Records for the task:
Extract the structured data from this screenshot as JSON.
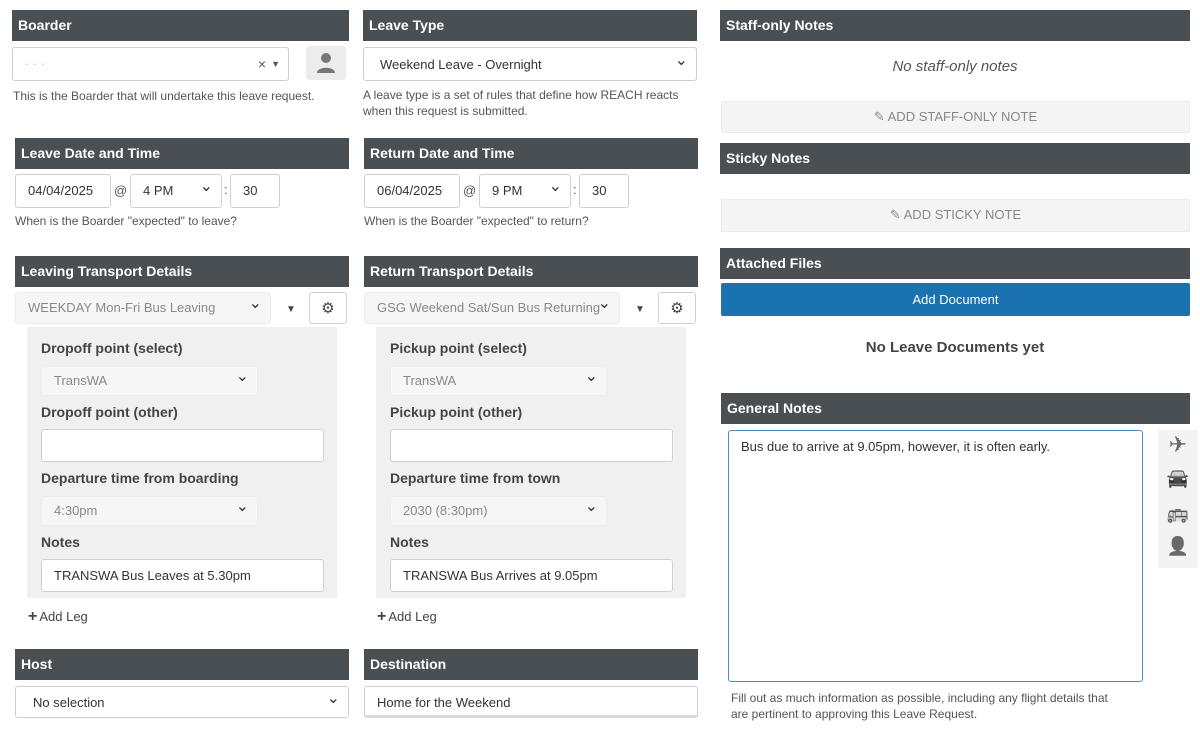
{
  "boarder": {
    "title": "Boarder",
    "selected": "· · ·",
    "clear_icon": "×",
    "help": "This is the Boarder that will undertake this leave request."
  },
  "leave_type": {
    "title": "Leave Type",
    "selected": "Weekend Leave - Overnight",
    "help_line1": "A leave type is a set of rules that define how REACH reacts",
    "help_line2": "when this request is submitted."
  },
  "leave_dt": {
    "title": "Leave Date and Time",
    "date": "04/04/2025",
    "at": "@",
    "hour": "4 PM",
    "colon": ":",
    "minute": "30",
    "help": "When is the Boarder \"expected\" to leave?"
  },
  "return_dt": {
    "title": "Return Date and Time",
    "date": "06/04/2025",
    "at": "@",
    "hour": "9 PM",
    "colon": ":",
    "minute": "30",
    "help": "When is the Boarder \"expected\" to return?"
  },
  "leaving_transport": {
    "title": "Leaving Transport Details",
    "option": "WEEKDAY Mon-Fri Bus Leaving",
    "point_select_label": "Dropoff point (select)",
    "point_select_value": "TransWA",
    "point_other_label": "Dropoff point (other)",
    "point_other_value": "",
    "time_label": "Departure time from boarding",
    "time_value": "4:30pm",
    "notes_label": "Notes",
    "notes_value": "TRANSWA Bus Leaves at 5.30pm",
    "add_leg": "Add Leg"
  },
  "return_transport": {
    "title": "Return Transport Details",
    "option": "GSG Weekend Sat/Sun Bus Returning",
    "point_select_label": "Pickup point (select)",
    "point_select_value": "TransWA",
    "point_other_label": "Pickup point (other)",
    "point_other_value": "",
    "time_label": "Departure time from town",
    "time_value": "2030 (8:30pm)",
    "notes_label": "Notes",
    "notes_value": "TRANSWA Bus Arrives at 9.05pm",
    "add_leg": "Add Leg"
  },
  "host": {
    "title": "Host",
    "selected": "No selection"
  },
  "destination": {
    "title": "Destination",
    "value": "Home for the Weekend"
  },
  "staff_notes": {
    "title": "Staff-only Notes",
    "empty": "No staff-only notes",
    "add_button": "ADD STAFF-ONLY NOTE"
  },
  "sticky_notes": {
    "title": "Sticky Notes",
    "add_button": "ADD STICKY NOTE"
  },
  "attached_files": {
    "title": "Attached Files",
    "add_button": "Add Document",
    "empty": "No Leave Documents yet"
  },
  "general_notes": {
    "title": "General Notes",
    "value": "Bus due to arrive at 9.05pm, however, it is often early.",
    "help_line1": "Fill out as much information as possible, including any flight details that",
    "help_line2": "are pertinent to approving this Leave Request."
  },
  "icons": {
    "chevron": "⌄",
    "caret": "▼",
    "gear": "⚙",
    "plus": "+",
    "edit": "✎",
    "plane": "✈",
    "car": "🚘",
    "bus": "🚌",
    "person": "👤"
  },
  "colors": {
    "header_bg": "#4a4f53",
    "primary": "#1a73b0"
  }
}
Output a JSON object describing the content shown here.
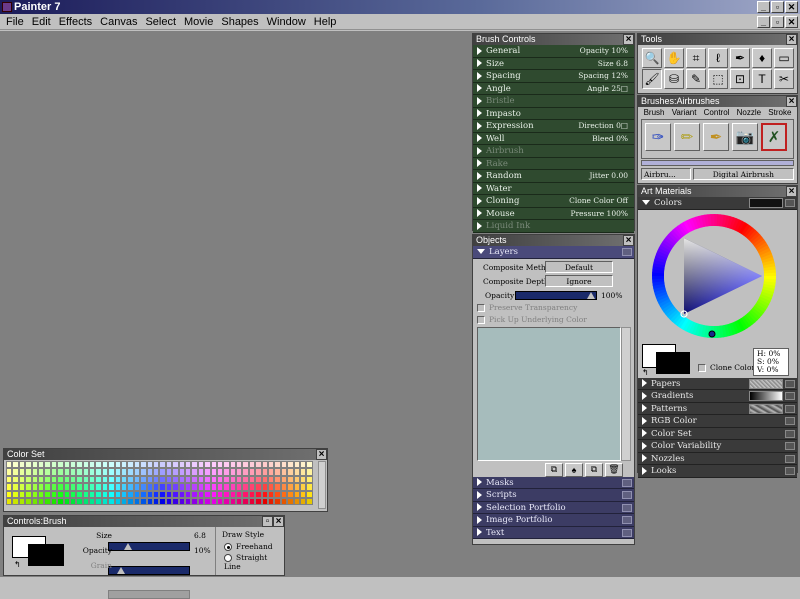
{
  "app": {
    "title": "Painter 7"
  },
  "menu": [
    "File",
    "Edit",
    "Effects",
    "Canvas",
    "Select",
    "Movie",
    "Shapes",
    "Window",
    "Help"
  ],
  "brush_controls": {
    "title": "Brush Controls",
    "rows": [
      {
        "label": "General",
        "value": "Opacity 10%",
        "enabled": true
      },
      {
        "label": "Size",
        "value": "Size 6.8",
        "enabled": true
      },
      {
        "label": "Spacing",
        "value": "Spacing 12%",
        "enabled": true
      },
      {
        "label": "Angle",
        "value": "Angle 25□",
        "enabled": true
      },
      {
        "label": "Bristle",
        "value": "",
        "enabled": false
      },
      {
        "label": "Impasto",
        "value": "",
        "enabled": true
      },
      {
        "label": "Expression",
        "value": "Direction 0□",
        "enabled": true
      },
      {
        "label": "Well",
        "value": "Bleed 0%",
        "enabled": true
      },
      {
        "label": "Airbrush",
        "value": "",
        "enabled": false
      },
      {
        "label": "Rake",
        "value": "",
        "enabled": false
      },
      {
        "label": "Random",
        "value": "Jitter 0.00",
        "enabled": true
      },
      {
        "label": "Water",
        "value": "",
        "enabled": true
      },
      {
        "label": "Cloning",
        "value": "Clone Color Off",
        "enabled": true
      },
      {
        "label": "Mouse",
        "value": "Pressure 100%",
        "enabled": true
      },
      {
        "label": "Liquid Ink",
        "value": "",
        "enabled": false
      }
    ]
  },
  "tools": {
    "title": "Tools"
  },
  "brushes": {
    "title": "Brushes:Airbrushes",
    "tabs": [
      "Brush",
      "Variant",
      "Control",
      "Nozzle",
      "Stroke"
    ],
    "category": "Airbru...",
    "variant": "Digital Airbrush"
  },
  "art_materials": {
    "title": "Art Materials",
    "colors_label": "Colors",
    "clone_color_label": "Clone Color",
    "hsv": [
      "H:  0%",
      "S:  0%",
      "V:  0%"
    ],
    "sections": [
      "Papers",
      "Gradients",
      "Patterns",
      "RGB Color",
      "Color Set",
      "Color Variability",
      "Nozzles",
      "Looks"
    ]
  },
  "objects": {
    "title": "Objects",
    "layers_label": "Layers",
    "composite_method_label": "Composite Method",
    "composite_method_value": "Default",
    "composite_depth_label": "Composite Depth",
    "composite_depth_value": "Ignore",
    "opacity_label": "Opacity",
    "opacity_value": "100%",
    "opacity_level": 1.0,
    "preserve_label": "Preserve Transparency",
    "pickup_label": "Pick Up Underlying Color",
    "sections": [
      "Masks",
      "Scripts",
      "Selection Portfolio",
      "Image Portfolio",
      "Text"
    ]
  },
  "color_set": {
    "title": "Color Set"
  },
  "controls_brush": {
    "title": "Controls:Brush",
    "size_label": "Size",
    "size_value": "6.8",
    "size_level": 0.2,
    "opacity_label": "Opacity",
    "opacity_value": "10%",
    "opacity_level": 0.1,
    "grain_label": "Grain",
    "draw_style_label": "Draw Style",
    "freehand_label": "Freehand",
    "straight_label": "Straight Line"
  }
}
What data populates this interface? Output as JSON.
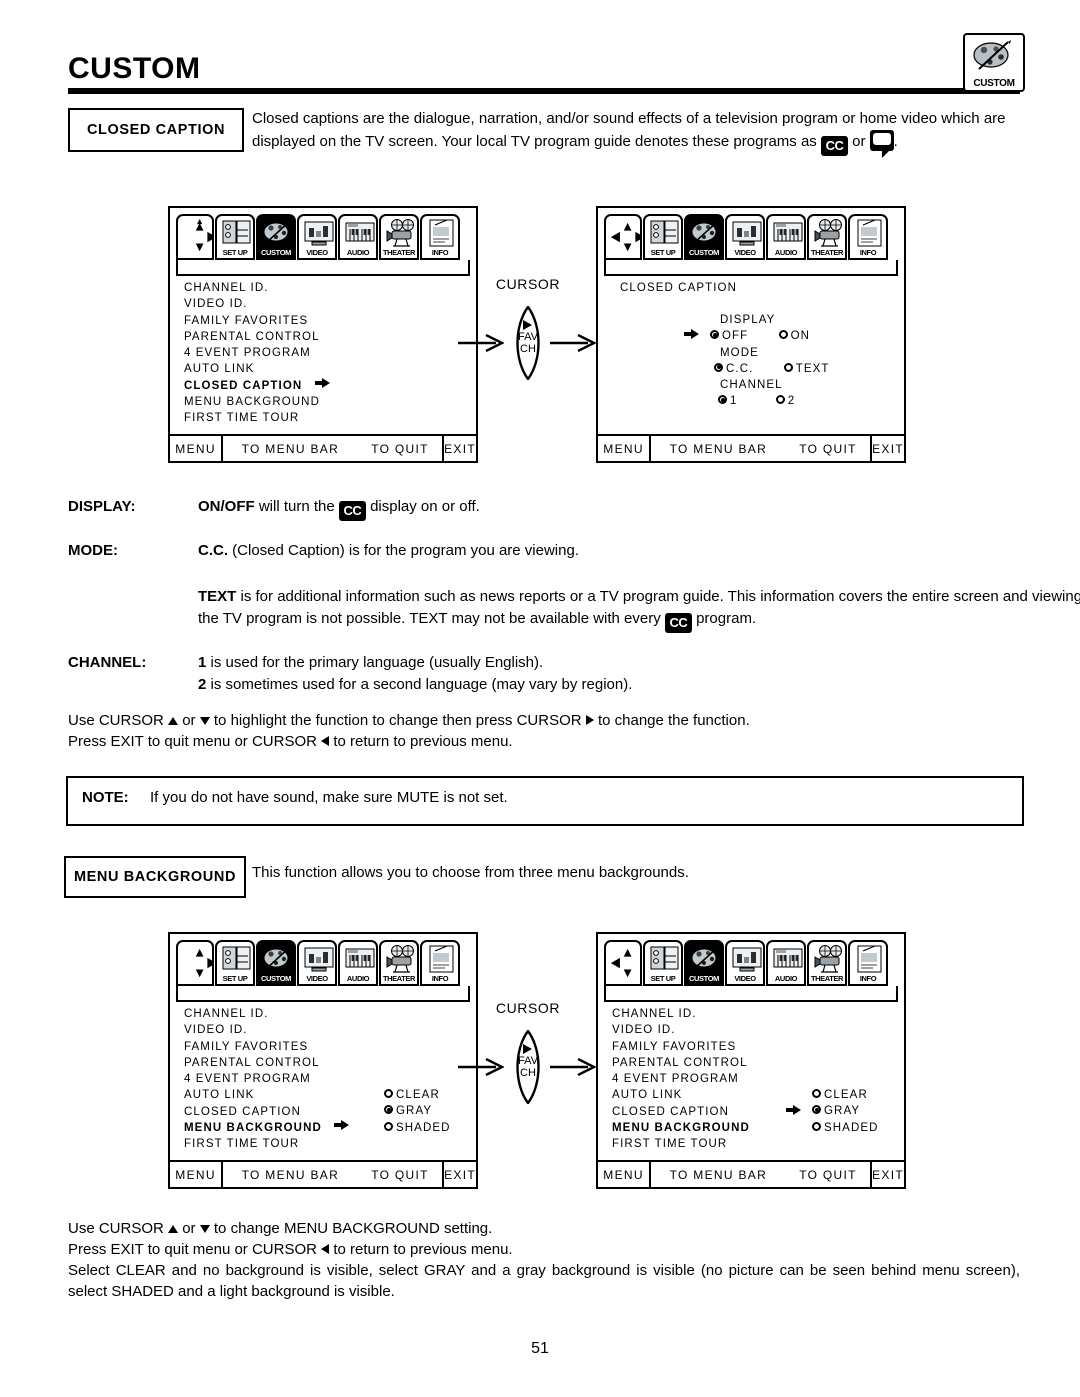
{
  "page": {
    "title": "CUSTOM",
    "badge_label": "CUSTOM",
    "page_number": "51"
  },
  "closed_caption": {
    "section_label": "CLOSED CAPTION",
    "intro_part1": "Closed captions are the dialogue, narration, and/or sound effects of a television program or home video which are displayed on the TV screen.  Your local TV program guide denotes these programs as",
    "cc_icon_text": "CC",
    "intro_or": "or",
    "intro_end": "."
  },
  "menu_bar": {
    "tabs": [
      {
        "label": "SET UP",
        "icon": "setup-icon"
      },
      {
        "label": "CUSTOM",
        "icon": "palette-icon"
      },
      {
        "label": "VIDEO",
        "icon": "video-icon"
      },
      {
        "label": "AUDIO",
        "icon": "audio-icon"
      },
      {
        "label": "THEATER",
        "icon": "theater-icon"
      },
      {
        "label": "INFO",
        "icon": "info-icon"
      }
    ],
    "selected": "CUSTOM"
  },
  "osd_footer": {
    "menu": "MENU",
    "to_menu_bar": "TO MENU BAR",
    "to_quit": "TO QUIT",
    "exit": "EXIT"
  },
  "custom_menu_items": [
    "CHANNEL ID.",
    "VIDEO ID.",
    "FAMILY FAVORITES",
    "PARENTAL CONTROL",
    "4 EVENT PROGRAM",
    "AUTO LINK",
    "CLOSED CAPTION",
    "MENU BACKGROUND",
    "FIRST TIME TOUR"
  ],
  "screen1": {
    "highlighted_item": "CLOSED CAPTION",
    "cursor_directions": "up-down-right"
  },
  "screen2": {
    "heading": "CLOSED CAPTION",
    "cursor_directions": "up-down-left-right",
    "groups": [
      {
        "name": "DISPLAY",
        "options": [
          {
            "label": "OFF",
            "selected": true
          },
          {
            "label": "ON",
            "selected": false
          }
        ],
        "pointer": true
      },
      {
        "name": "MODE",
        "options": [
          {
            "label": "C.C.",
            "selected": true
          },
          {
            "label": "TEXT",
            "selected": false
          }
        ],
        "pointer": false
      },
      {
        "name": "CHANNEL",
        "options": [
          {
            "label": "1",
            "selected": true
          },
          {
            "label": "2",
            "selected": false
          }
        ],
        "pointer": false
      }
    ]
  },
  "screen3": {
    "highlighted_item": "MENU BACKGROUND",
    "cursor_directions": "up-down-right",
    "options": [
      {
        "label": "CLEAR",
        "selected": false
      },
      {
        "label": "GRAY",
        "selected": true
      },
      {
        "label": "SHADED",
        "selected": false
      }
    ],
    "pointer_on": null
  },
  "screen4": {
    "highlighted_item": "MENU BACKGROUND",
    "cursor_directions": "up-down-left",
    "options": [
      {
        "label": "CLEAR",
        "selected": false
      },
      {
        "label": "GRAY",
        "selected": true
      },
      {
        "label": "SHADED",
        "selected": false
      }
    ],
    "pointer_on": "GRAY"
  },
  "connector": {
    "label": "CURSOR",
    "fav": "FAV",
    "ch": "CH"
  },
  "definitions": {
    "display_term": "DISPLAY:",
    "display_pre": "ON/OFF",
    "display_mid": "will turn the",
    "display_post": "display on or off.",
    "mode_term": "MODE:",
    "mode_bold": "C.C.",
    "mode_rest": "(Closed Caption) is for the program you are viewing.",
    "text_bold": "TEXT",
    "text_rest1": "is for additional information such as news reports or a TV program guide.  This information covers the entire screen and viewing the TV program is not possible.  TEXT may not be available with every",
    "text_rest2": "program.",
    "channel_term": "CHANNEL:",
    "channel_1_bold": "1",
    "channel_1_rest": "is used for the primary language (usually English).",
    "channel_2_bold": "2",
    "channel_2_rest": "is sometimes used for a second language (may vary by region)."
  },
  "cursor_help_1": {
    "line1_a": "Use CURSOR",
    "line1_b": "or",
    "line1_c": "to highlight the function to change then press CURSOR",
    "line1_d": "to change the function.",
    "line2_a": "Press EXIT to quit menu or CURSOR",
    "line2_b": "to return to previous menu."
  },
  "note": {
    "label": "NOTE:",
    "text": "If you do not have sound, make sure MUTE is not set."
  },
  "menu_background": {
    "section_label": "MENU BACKGROUND",
    "intro": "This function allows you to choose from three menu backgrounds."
  },
  "cursor_help_2": {
    "line1_a": "Use CURSOR",
    "line1_b": "or",
    "line1_c": "to change MENU BACKGROUND setting.",
    "line2_a": "Press EXIT to quit menu or CURSOR",
    "line2_b": "to return to previous menu.",
    "line3": "Select CLEAR and no background is visible, select GRAY and a gray background is visible (no picture can be seen behind menu screen), select SHADED and a light background is visible."
  }
}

Task objective: Go through the entries above and copy every line containing "guide".

Expected answer:
    "intro_part1": "Closed captions are the dialogue, narration, and/or sound effects of a television program or home video which are displayed on the TV screen.  Your local TV program guide denotes these programs as",
    "text_rest1": "is for additional information such as news reports or a TV program guide.  This information covers the entire screen and viewing the TV program is not possible.  TEXT may not be available with every",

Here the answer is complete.